WORK TO COMPLETE — Copy the data that follows exactly. Include no pictures.

RECORDS SHOWN —
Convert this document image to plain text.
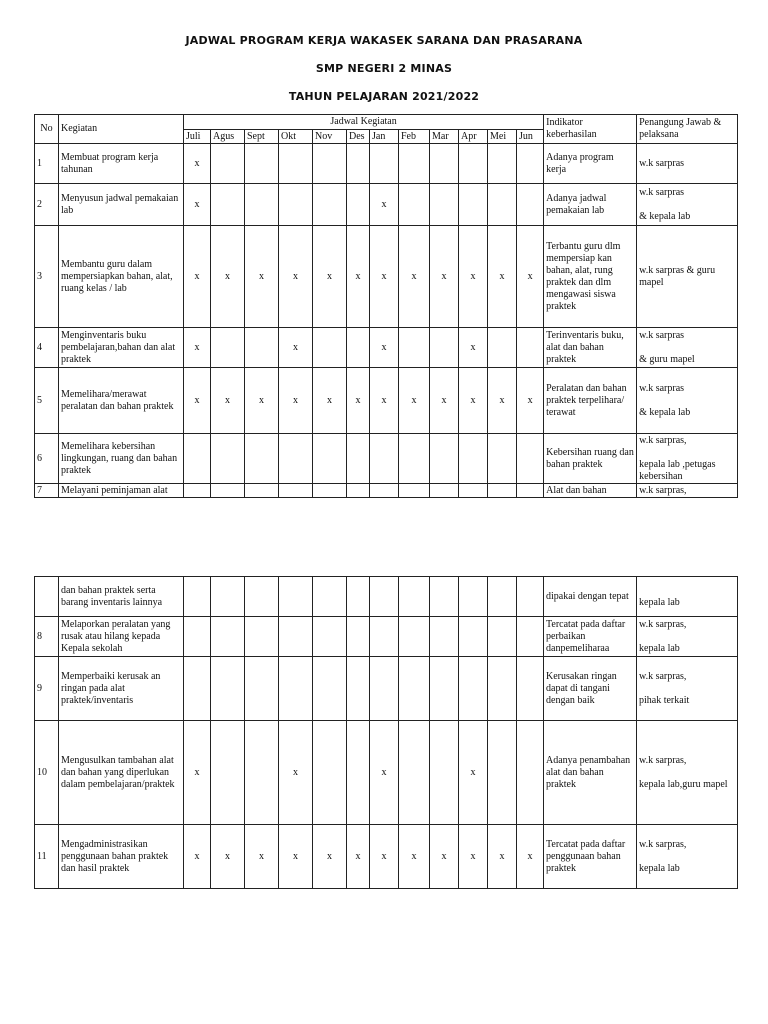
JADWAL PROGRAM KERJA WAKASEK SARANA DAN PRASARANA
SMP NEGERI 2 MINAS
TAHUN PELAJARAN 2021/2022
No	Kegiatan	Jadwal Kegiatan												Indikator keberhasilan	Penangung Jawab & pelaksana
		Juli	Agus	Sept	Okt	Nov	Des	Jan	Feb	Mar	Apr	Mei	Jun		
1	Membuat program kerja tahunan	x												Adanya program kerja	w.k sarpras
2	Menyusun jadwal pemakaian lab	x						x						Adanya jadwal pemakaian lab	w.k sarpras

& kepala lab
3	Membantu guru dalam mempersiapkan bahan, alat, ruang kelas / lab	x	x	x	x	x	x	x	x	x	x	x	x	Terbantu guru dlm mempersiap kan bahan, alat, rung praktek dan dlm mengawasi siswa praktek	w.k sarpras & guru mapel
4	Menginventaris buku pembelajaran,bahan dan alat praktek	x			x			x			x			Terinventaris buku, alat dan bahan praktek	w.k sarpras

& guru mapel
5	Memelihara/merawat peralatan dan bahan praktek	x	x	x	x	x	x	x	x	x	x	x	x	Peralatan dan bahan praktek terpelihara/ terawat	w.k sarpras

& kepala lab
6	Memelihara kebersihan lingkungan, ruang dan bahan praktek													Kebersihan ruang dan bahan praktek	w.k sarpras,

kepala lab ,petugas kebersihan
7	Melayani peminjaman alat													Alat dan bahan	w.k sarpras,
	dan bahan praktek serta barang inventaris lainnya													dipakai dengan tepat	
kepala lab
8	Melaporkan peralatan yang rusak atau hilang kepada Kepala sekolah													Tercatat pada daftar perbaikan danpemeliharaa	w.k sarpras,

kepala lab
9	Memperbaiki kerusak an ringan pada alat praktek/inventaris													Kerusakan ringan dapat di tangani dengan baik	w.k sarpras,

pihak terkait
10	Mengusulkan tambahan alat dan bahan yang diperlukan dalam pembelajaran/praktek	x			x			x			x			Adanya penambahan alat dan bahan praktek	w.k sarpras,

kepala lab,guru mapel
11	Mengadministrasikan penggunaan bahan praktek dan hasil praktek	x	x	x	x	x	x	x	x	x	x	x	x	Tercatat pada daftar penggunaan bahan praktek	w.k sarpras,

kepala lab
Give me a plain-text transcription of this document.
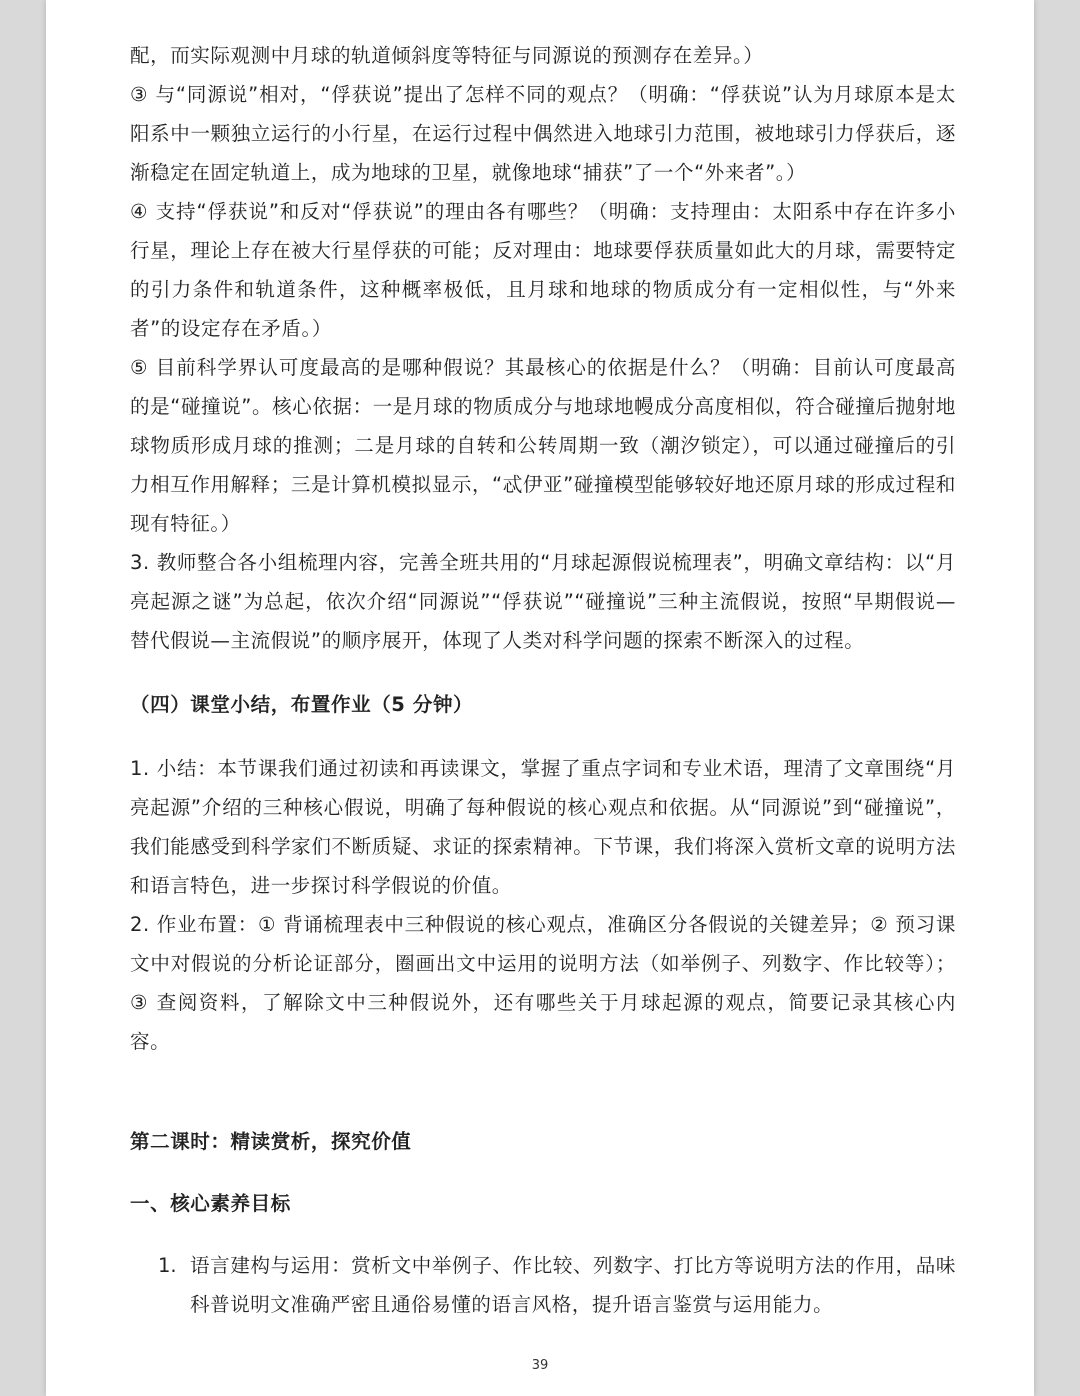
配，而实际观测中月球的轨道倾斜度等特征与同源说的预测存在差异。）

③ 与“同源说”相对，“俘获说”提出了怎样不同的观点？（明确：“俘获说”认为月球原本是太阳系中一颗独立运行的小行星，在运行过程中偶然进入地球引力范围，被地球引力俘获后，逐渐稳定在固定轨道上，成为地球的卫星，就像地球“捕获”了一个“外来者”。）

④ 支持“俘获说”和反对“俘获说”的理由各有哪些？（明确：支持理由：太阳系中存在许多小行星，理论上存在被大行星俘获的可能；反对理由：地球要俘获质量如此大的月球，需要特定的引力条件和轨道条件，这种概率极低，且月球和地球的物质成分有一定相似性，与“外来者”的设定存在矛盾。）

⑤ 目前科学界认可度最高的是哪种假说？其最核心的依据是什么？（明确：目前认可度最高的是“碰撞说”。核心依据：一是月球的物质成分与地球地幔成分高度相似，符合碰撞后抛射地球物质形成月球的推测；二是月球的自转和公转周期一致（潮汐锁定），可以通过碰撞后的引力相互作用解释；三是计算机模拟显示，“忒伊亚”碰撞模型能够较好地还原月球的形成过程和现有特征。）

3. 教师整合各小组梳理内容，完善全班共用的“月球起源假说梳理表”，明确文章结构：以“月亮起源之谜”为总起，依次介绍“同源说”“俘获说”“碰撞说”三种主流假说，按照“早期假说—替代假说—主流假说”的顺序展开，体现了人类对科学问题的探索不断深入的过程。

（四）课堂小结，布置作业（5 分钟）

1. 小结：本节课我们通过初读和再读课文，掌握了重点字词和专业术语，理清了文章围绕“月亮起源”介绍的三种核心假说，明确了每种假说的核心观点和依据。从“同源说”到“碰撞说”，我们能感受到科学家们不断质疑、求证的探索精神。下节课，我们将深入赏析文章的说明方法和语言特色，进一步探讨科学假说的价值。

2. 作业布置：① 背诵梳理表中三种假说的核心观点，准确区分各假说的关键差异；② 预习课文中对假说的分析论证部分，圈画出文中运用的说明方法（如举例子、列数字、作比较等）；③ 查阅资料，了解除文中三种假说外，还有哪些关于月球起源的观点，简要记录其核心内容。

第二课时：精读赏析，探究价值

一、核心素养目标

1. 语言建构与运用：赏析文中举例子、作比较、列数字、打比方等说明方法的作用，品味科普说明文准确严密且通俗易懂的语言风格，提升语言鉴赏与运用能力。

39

THE COMPLETED TASK —
Convert this document image to plain text.
JADWAL PROGRAM KERJA WAKASEK SARANA DAN PRASARANA
SMP NEGERI 2 MINAS
TAHUN PELAJARAN 2021/2022
No	Kegiatan	Jadwal Kegiatan												Indikator keberhasilan	Penangung Jawab & pelaksana
		Juli	Agus	Sept	Okt	Nov	Des	Jan	Feb	Mar	Apr	Mei	Jun		
1	Membuat program kerja tahunan	x												Adanya program kerja	w.k sarpras
2	Menyusun jadwal pemakaian lab	x						x						Adanya jadwal pemakaian lab	w.k sarpras

& kepala lab
3	Membantu guru dalam mempersiapkan bahan, alat, ruang kelas / lab	x	x	x	x	x	x	x	x	x	x	x	x	Terbantu guru dlm mempersiap kan bahan, alat, rung praktek dan dlm mengawasi siswa praktek	w.k sarpras & guru mapel
4	Menginventaris buku pembelajaran,bahan dan alat praktek	x			x			x			x			Terinventaris buku, alat dan bahan praktek	w.k sarpras

& guru mapel
5	Memelihara/merawat peralatan dan bahan praktek	x	x	x	x	x	x	x	x	x	x	x	x	Peralatan dan bahan praktek terpelihara/ terawat	w.k sarpras

& kepala lab
6	Memelihara kebersihan lingkungan, ruang dan bahan praktek													Kebersihan ruang dan bahan praktek	w.k sarpras,

kepala lab ,petugas kebersihan
7	Melayani peminjaman alat													Alat dan bahan	w.k sarpras,
	dan bahan praktek serta barang inventaris lainnya													dipakai dengan tepat	
kepala lab
8	Melaporkan peralatan yang rusak atau hilang kepada Kepala sekolah													Tercatat pada daftar perbaikan danpemeliharaa	w.k sarpras,

kepala lab
9	Memperbaiki kerusak an ringan pada alat praktek/inventaris													Kerusakan ringan dapat di tangani dengan baik	w.k sarpras,

pihak terkait
10	Mengusulkan tambahan alat dan bahan yang diperlukan dalam pembelajaran/praktek	x			x			x			x			Adanya penambahan alat dan bahan praktek	w.k sarpras,

kepala lab,guru mapel
11	Mengadministrasikan penggunaan bahan praktek dan hasil praktek	x	x	x	x	x	x	x	x	x	x	x	x	Tercatat pada daftar penggunaan bahan praktek	w.k sarpras,

kepala lab
Give me a plain-text transcription of this document.
配，而实际观测中月球的轨道倾斜度等特征与同源说的预测存在差异。）

③ 与“同源说”相对，“俘获说”提出了怎样不同的观点？（明确：“俘获说”认为月球原本是太阳系中一颗独立运行的小行星，在运行过程中偶然进入地球引力范围，被地球引力俘获后，逐渐稳定在固定轨道上，成为地球的卫星，就像地球“捕获”了一个“外来者”。）

④ 支持“俘获说”和反对“俘获说”的理由各有哪些？（明确：支持理由：太阳系中存在许多小行星，理论上存在被大行星俘获的可能；反对理由：地球要俘获质量如此大的月球，需要特定的引力条件和轨道条件，这种概率极低，且月球和地球的物质成分有一定相似性，与“外来者”的设定存在矛盾。）

⑤ 目前科学界认可度最高的是哪种假说？其最核心的依据是什么？（明确：目前认可度最高的是“碰撞说”。核心依据：一是月球的物质成分与地球地幔成分高度相似，符合碰撞后抛射地球物质形成月球的推测；二是月球的自转和公转周期一致（潮汐锁定），可以通过碰撞后的引力相互作用解释；三是计算机模拟显示，“忒伊亚”碰撞模型能够较好地还原月球的形成过程和现有特征。）

3. 教师整合各小组梳理内容，完善全班共用的“月球起源假说梳理表”，明确文章结构：以“月亮起源之谜”为总起，依次介绍“同源说”“俘获说”“碰撞说”三种主流假说，按照“早期假说—替代假说—主流假说”的顺序展开，体现了人类对科学问题的探索不断深入的过程。

（四）课堂小结，布置作业（5 分钟）

1. 小结：本节课我们通过初读和再读课文，掌握了重点字词和专业术语，理清了文章围绕“月亮起源”介绍的三种核心假说，明确了每种假说的核心观点和依据。从“同源说”到“碰撞说”，我们能感受到科学家们不断质疑、求证的探索精神。下节课，我们将深入赏析文章的说明方法和语言特色，进一步探讨科学假说的价值。

2. 作业布置：① 背诵梳理表中三种假说的核心观点，准确区分各假说的关键差异；② 预习课文中对假说的分析论证部分，圈画出文中运用的说明方法（如举例子、列数字、作比较等）；③ 查阅资料，了解除文中三种假说外，还有哪些关于月球起源的观点，简要记录其核心内容。

第二课时：精读赏析，探究价值

一、核心素养目标

1. 语言建构与运用：赏析文中举例子、作比较、列数字、打比方等说明方法的作用，品味科普说明文准确严密且通俗易懂的语言风格，提升语言鉴赏与运用能力。

39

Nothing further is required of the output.